• Exercise directions
Copy every line of the following data that includes the string "esto".

## Start Dataset entries

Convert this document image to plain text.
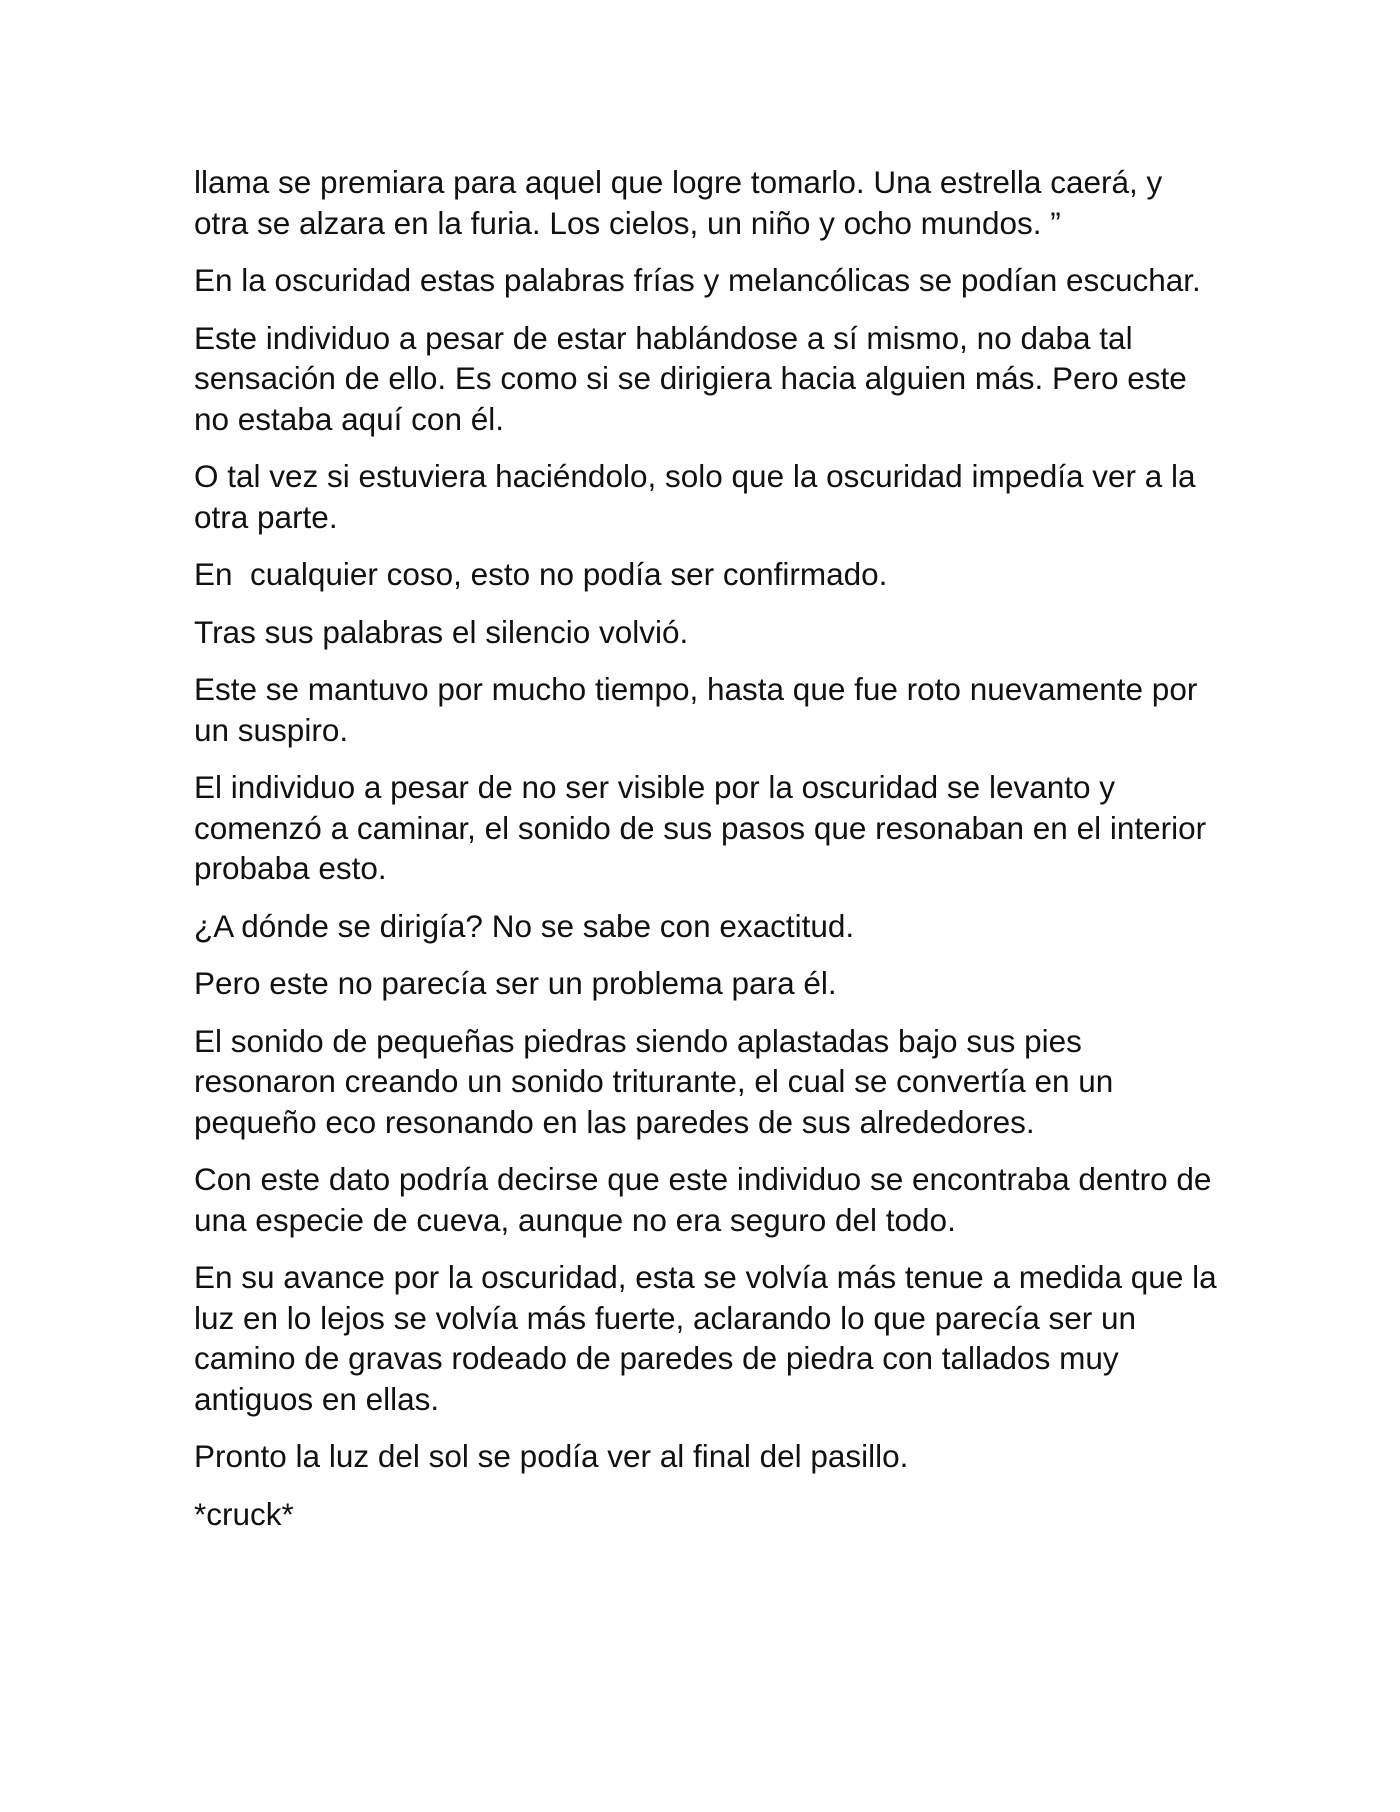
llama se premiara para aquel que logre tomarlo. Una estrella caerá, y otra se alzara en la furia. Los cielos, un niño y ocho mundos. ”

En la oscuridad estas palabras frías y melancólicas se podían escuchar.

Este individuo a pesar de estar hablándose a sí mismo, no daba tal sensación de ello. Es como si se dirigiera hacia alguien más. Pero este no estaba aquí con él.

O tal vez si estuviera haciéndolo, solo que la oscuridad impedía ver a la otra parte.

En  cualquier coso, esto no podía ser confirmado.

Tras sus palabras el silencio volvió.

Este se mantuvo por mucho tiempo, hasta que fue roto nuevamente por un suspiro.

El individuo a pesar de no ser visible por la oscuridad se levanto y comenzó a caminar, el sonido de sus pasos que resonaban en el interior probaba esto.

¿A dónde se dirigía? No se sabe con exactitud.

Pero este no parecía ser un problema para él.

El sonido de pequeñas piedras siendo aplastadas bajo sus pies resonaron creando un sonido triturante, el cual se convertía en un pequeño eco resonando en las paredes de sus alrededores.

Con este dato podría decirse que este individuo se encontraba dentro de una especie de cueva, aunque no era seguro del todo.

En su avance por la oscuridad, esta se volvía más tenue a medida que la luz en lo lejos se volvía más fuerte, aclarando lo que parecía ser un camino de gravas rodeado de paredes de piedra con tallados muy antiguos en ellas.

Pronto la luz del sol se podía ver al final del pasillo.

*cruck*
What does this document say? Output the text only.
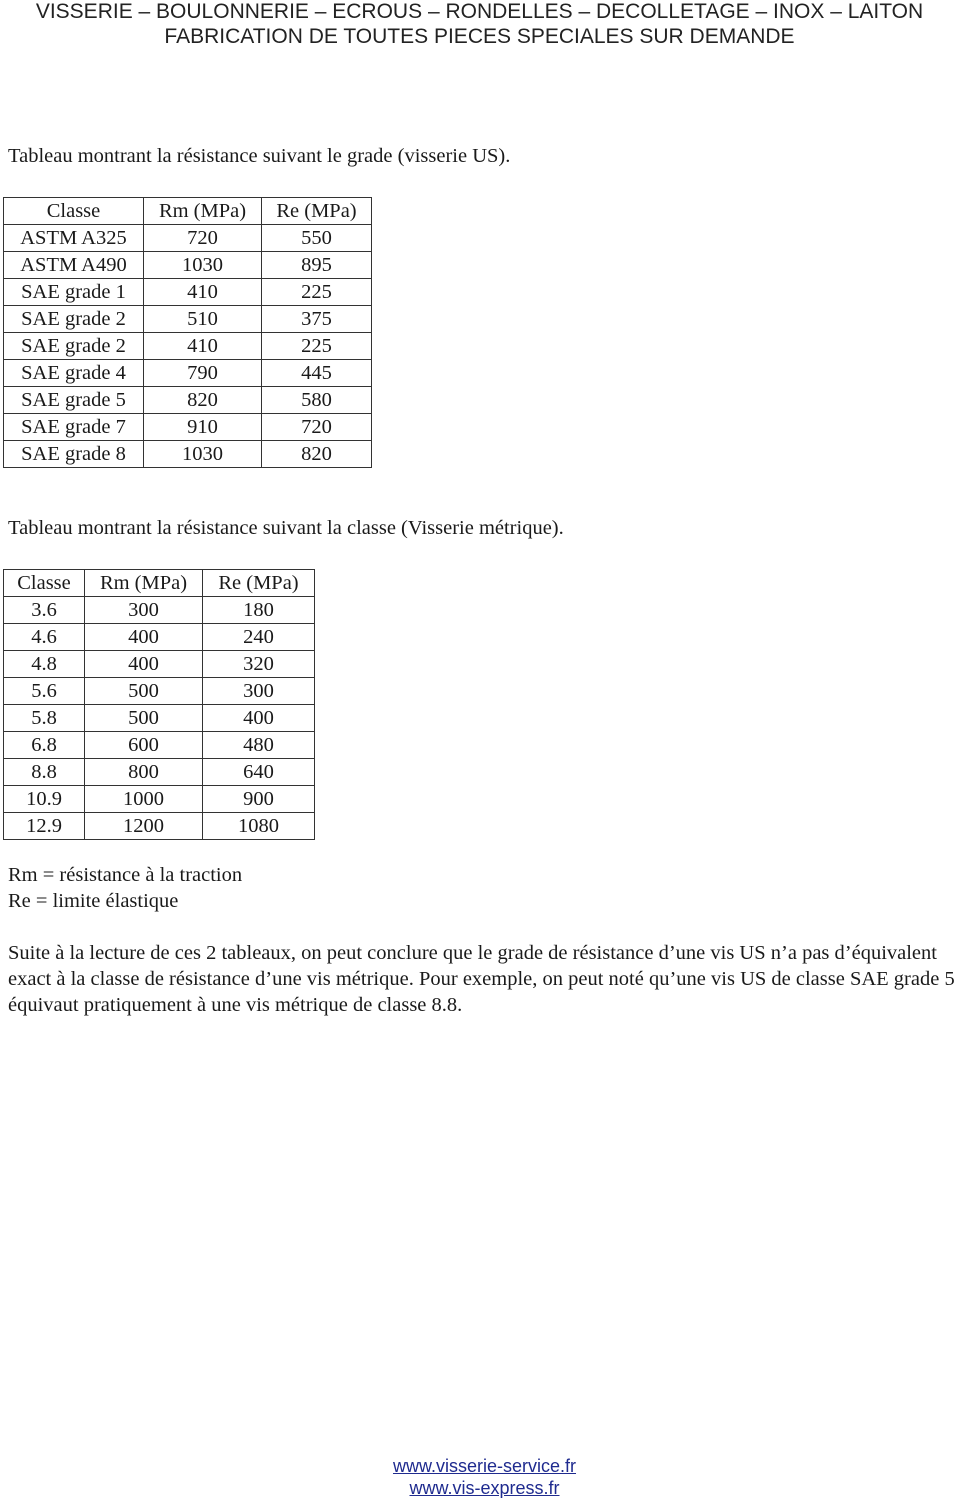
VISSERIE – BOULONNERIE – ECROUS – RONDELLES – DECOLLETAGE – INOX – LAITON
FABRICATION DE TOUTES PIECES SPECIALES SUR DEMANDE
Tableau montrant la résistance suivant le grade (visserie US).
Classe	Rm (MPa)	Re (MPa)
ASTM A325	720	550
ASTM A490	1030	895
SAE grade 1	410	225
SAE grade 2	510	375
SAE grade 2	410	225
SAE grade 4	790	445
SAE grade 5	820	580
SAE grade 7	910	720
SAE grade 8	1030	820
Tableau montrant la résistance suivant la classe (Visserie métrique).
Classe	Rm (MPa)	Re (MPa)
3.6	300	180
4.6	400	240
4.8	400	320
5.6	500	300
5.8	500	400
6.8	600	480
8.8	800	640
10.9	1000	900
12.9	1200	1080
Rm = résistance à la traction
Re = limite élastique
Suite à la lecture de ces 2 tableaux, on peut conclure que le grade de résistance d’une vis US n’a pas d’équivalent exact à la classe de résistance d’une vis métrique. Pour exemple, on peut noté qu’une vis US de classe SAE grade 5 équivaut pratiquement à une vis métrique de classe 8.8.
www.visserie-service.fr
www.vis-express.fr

## End Dataset entries

• Exercise solution
En  cualquier coso, esto no podía ser confirmado.
El individuo a pesar de no ser visible por la oscuridad se levanto y comenzó a caminar, el sonido de sus pasos que resonaban en el interior probaba esto.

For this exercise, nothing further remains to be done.